Your goal: Write out every single entry exactly.

[Extracted records]
====================

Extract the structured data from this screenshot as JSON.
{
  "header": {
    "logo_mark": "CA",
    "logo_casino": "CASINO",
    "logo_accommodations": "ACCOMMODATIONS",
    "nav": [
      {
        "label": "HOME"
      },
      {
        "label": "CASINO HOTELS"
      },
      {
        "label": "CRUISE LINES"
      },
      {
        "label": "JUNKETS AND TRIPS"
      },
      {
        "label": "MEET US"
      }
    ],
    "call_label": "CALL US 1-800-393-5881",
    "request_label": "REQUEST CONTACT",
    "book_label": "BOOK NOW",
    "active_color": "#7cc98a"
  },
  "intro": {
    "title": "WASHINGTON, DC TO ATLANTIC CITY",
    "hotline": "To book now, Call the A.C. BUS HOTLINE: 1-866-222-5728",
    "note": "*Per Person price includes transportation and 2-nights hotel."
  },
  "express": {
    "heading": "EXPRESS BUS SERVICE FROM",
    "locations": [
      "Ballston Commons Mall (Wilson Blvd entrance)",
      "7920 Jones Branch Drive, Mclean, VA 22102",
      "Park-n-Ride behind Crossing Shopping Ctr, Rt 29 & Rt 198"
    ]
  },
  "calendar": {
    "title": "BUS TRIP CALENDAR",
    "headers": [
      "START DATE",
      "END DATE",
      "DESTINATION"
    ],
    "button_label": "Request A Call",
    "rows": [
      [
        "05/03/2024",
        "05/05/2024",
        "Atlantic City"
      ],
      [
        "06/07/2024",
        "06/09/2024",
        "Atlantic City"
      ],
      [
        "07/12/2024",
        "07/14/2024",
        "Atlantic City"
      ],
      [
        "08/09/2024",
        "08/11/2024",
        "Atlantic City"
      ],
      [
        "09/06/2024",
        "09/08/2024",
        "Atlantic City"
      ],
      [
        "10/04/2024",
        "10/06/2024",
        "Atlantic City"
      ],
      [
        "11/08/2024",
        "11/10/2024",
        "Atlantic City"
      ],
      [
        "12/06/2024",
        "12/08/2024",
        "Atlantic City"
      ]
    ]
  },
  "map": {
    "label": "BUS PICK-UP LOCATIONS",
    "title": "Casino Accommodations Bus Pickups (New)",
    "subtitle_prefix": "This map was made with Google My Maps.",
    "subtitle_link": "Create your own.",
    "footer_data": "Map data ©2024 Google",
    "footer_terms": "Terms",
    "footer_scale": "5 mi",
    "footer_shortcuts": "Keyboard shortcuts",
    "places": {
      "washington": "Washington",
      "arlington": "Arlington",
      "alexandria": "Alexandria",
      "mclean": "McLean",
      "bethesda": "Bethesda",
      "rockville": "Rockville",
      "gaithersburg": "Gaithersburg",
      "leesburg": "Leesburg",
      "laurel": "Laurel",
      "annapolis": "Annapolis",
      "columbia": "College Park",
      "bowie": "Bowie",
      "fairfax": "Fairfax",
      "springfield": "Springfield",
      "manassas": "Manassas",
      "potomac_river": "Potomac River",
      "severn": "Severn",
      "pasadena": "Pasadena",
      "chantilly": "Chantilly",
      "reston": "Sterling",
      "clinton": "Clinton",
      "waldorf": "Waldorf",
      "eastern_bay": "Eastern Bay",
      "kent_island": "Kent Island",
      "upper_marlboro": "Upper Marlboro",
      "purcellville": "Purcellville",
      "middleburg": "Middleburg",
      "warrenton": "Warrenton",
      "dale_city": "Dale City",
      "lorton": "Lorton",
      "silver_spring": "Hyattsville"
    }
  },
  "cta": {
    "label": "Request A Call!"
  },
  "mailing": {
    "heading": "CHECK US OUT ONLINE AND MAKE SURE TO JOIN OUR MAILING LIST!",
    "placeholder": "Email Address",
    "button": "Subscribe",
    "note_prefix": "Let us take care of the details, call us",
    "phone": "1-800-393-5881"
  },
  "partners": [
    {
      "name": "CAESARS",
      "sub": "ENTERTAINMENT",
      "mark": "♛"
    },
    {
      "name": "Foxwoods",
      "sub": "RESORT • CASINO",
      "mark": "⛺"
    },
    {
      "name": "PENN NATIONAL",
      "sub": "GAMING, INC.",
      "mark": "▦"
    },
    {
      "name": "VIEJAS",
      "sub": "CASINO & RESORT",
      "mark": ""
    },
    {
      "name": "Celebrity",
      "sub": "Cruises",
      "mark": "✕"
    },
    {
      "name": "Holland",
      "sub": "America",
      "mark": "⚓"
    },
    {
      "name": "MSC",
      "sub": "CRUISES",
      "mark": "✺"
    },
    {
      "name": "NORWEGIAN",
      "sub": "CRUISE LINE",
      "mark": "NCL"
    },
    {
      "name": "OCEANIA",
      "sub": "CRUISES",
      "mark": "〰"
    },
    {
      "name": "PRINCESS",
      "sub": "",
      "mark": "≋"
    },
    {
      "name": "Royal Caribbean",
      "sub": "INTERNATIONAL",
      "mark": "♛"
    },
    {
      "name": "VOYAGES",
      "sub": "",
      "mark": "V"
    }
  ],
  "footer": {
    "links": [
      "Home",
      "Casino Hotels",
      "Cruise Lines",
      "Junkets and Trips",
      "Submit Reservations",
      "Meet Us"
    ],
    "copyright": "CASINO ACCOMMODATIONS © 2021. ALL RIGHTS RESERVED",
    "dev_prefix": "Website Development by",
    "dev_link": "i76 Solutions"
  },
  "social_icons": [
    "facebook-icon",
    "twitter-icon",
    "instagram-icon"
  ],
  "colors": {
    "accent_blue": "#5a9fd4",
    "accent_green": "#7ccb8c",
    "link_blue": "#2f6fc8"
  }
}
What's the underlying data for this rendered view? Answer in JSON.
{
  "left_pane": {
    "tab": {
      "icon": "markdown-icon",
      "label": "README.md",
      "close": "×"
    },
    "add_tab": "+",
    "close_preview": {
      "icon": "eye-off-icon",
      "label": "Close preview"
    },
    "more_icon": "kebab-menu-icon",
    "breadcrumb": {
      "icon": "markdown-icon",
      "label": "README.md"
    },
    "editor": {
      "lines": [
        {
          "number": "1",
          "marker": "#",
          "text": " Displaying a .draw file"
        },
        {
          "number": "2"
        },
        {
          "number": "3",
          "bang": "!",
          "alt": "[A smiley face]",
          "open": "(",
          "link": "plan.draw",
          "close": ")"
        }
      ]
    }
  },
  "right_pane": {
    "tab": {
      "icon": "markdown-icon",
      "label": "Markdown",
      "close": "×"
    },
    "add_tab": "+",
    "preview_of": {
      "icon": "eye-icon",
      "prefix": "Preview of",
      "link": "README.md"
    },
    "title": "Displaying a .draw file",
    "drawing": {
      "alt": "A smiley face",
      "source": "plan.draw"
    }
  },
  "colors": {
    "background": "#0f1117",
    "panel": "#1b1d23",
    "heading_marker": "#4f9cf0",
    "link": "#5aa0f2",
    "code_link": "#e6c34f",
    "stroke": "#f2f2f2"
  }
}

====================

Result of this exercise:
Extract the structured data from this screenshot as JSON.
{
  "header": {
    "logo_mark": "CA",
    "logo_casino": "CASINO",
    "logo_accommodations": "ACCOMMODATIONS",
    "nav": [
      {
        "label": "HOME"
      },
      {
        "label": "CASINO HOTELS"
      },
      {
        "label": "CRUISE LINES"
      },
      {
        "label": "JUNKETS AND TRIPS"
      },
      {
        "label": "MEET US"
      }
    ],
    "call_label": "CALL US 1-800-393-5881",
    "request_label": "REQUEST CONTACT",
    "book_label": "BOOK NOW",
    "active_color": "#7cc98a"
  },
  "intro": {
    "title": "WASHINGTON, DC TO ATLANTIC CITY",
    "hotline": "To book now, Call the A.C. BUS HOTLINE: 1-866-222-5728",
    "note": "*Per Person price includes transportation and 2-nights hotel."
  },
  "express": {
    "heading": "EXPRESS BUS SERVICE FROM",
    "locations": [
      "Ballston Commons Mall (Wilson Blvd entrance)",
      "7920 Jones Branch Drive, Mclean, VA 22102",
      "Park-n-Ride behind Crossing Shopping Ctr, Rt 29 & Rt 198"
    ]
  },
  "calendar": {
    "title": "BUS TRIP CALENDAR",
    "headers": [
      "START DATE",
      "END DATE",
      "DESTINATION"
    ],
    "button_label": "Request A Call",
    "rows": [
      [
        "05/03/2024",
        "05/05/2024",
        "Atlantic City"
      ],
      [
        "06/07/2024",
        "06/09/2024",
        "Atlantic City"
      ],
      [
        "07/12/2024",
        "07/14/2024",
        "Atlantic City"
      ],
      [
        "08/09/2024",
        "08/11/2024",
        "Atlantic City"
      ],
      [
        "09/06/2024",
        "09/08/2024",
        "Atlantic City"
      ],
      [
        "10/04/2024",
        "10/06/2024",
        "Atlantic City"
      ],
      [
        "11/08/2024",
        "11/10/2024",
        "Atlantic City"
      ],
      [
        "12/06/2024",
        "12/08/2024",
        "Atlantic City"
      ]
    ]
  },
  "map": {
    "label": "BUS PICK-UP LOCATIONS",
    "title": "Casino Accommodations Bus Pickups (New)",
    "subtitle_prefix": "This map was made with Google My Maps.",
    "subtitle_link": "Create your own.",
    "footer_data": "Map data ©2024 Google",
    "footer_terms": "Terms",
    "footer_scale": "5 mi",
    "footer_shortcuts": "Keyboard shortcuts",
    "places": {
      "washington": "Washington",
      "arlington": "Arlington",
      "alexandria": "Alexandria",
      "mclean": "McLean",
      "bethesda": "Bethesda",
      "rockville": "Rockville",
      "gaithersburg": "Gaithersburg",
      "leesburg": "Leesburg",
      "laurel": "Laurel",
      "annapolis": "Annapolis",
      "columbia": "College Park",
      "bowie": "Bowie",
      "fairfax": "Fairfax",
      "springfield": "Springfield",
      "manassas": "Manassas",
      "potomac_river": "Potomac River",
      "severn": "Severn",
      "pasadena": "Pasadena",
      "chantilly": "Chantilly",
      "reston": "Sterling",
      "clinton": "Clinton",
      "waldorf": "Waldorf",
      "eastern_bay": "Eastern Bay",
      "kent_island": "Kent Island",
      "upper_marlboro": "Upper Marlboro",
      "purcellville": "Purcellville",
      "middleburg": "Middleburg",
      "warrenton": "Warrenton",
      "dale_city": "Dale City",
      "lorton": "Lorton",
      "silver_spring": "Hyattsville"
    }
  },
  "cta": {
    "label": "Request A Call!"
  },
  "mailing": {
    "heading": "CHECK US OUT ONLINE AND MAKE SURE TO JOIN OUR MAILING LIST!",
    "placeholder": "Email Address",
    "button": "Subscribe",
    "note_prefix": "Let us take care of the details, call us",
    "phone": "1-800-393-5881"
  },
  "partners": [
    {
      "name": "CAESARS",
      "sub": "ENTERTAINMENT",
      "mark": "♛"
    },
    {
      "name": "Foxwoods",
      "sub": "RESORT • CASINO",
      "mark": "⛺"
    },
    {
      "name": "PENN NATIONAL",
      "sub": "GAMING, INC.",
      "mark": "▦"
    },
    {
      "name": "VIEJAS",
      "sub": "CASINO & RESORT",
      "mark": ""
    },
    {
      "name": "Celebrity",
      "sub": "Cruises",
      "mark": "✕"
    },
    {
      "name": "Holland",
      "sub": "America",
      "mark": "⚓"
    },
    {
      "name": "MSC",
      "sub": "CRUISES",
      "mark": "✺"
    },
    {
      "name": "NORWEGIAN",
      "sub": "CRUISE LINE",
      "mark": "NCL"
    },
    {
      "name": "OCEANIA",
      "sub": "CRUISES",
      "mark": "〰"
    },
    {
      "name": "PRINCESS",
      "sub": "",
      "mark": "≋"
    },
    {
      "name": "Royal Caribbean",
      "sub": "INTERNATIONAL",
      "mark": "♛"
    },
    {
      "name": "VOYAGES",
      "sub": "",
      "mark": "V"
    }
  ],
  "footer": {
    "links": [
      "Home",
      "Casino Hotels",
      "Cruise Lines",
      "Junkets and Trips",
      "Submit Reservations",
      "Meet Us"
    ],
    "copyright": "CASINO ACCOMMODATIONS © 2021. ALL RIGHTS RESERVED",
    "dev_prefix": "Website Development by",
    "dev_link": "i76 Solutions"
  },
  "social_icons": [
    "facebook-icon",
    "twitter-icon",
    "instagram-icon"
  ],
  "colors": {
    "accent_blue": "#5a9fd4",
    "accent_green": "#7ccb8c",
    "link_blue": "#2f6fc8"
  }
}
What's the underlying data for this rendered view? Answer in JSON.
{
  "left_pane": {
    "tab": {
      "icon": "markdown-icon",
      "label": "README.md",
      "close": "×"
    },
    "add_tab": "+",
    "close_preview": {
      "icon": "eye-off-icon",
      "label": "Close preview"
    },
    "more_icon": "kebab-menu-icon",
    "breadcrumb": {
      "icon": "markdown-icon",
      "label": "README.md"
    },
    "editor": {
      "lines": [
        {
          "number": "1",
          "marker": "#",
          "text": " Displaying a .draw file"
        },
        {
          "number": "2"
        },
        {
          "number": "3",
          "bang": "!",
          "alt": "[A smiley face]",
          "open": "(",
          "link": "plan.draw",
          "close": ")"
        }
      ]
    }
  },
  "right_pane": {
    "tab": {
      "icon": "markdown-icon",
      "label": "Markdown",
      "close": "×"
    },
    "add_tab": "+",
    "preview_of": {
      "icon": "eye-icon",
      "prefix": "Preview of",
      "link": "README.md"
    },
    "title": "Displaying a .draw file",
    "drawing": {
      "alt": "A smiley face",
      "source": "plan.draw"
    }
  },
  "colors": {
    "background": "#0f1117",
    "panel": "#1b1d23",
    "heading_marker": "#4f9cf0",
    "link": "#5aa0f2",
    "code_link": "#e6c34f",
    "stroke": "#f2f2f2"
  }
}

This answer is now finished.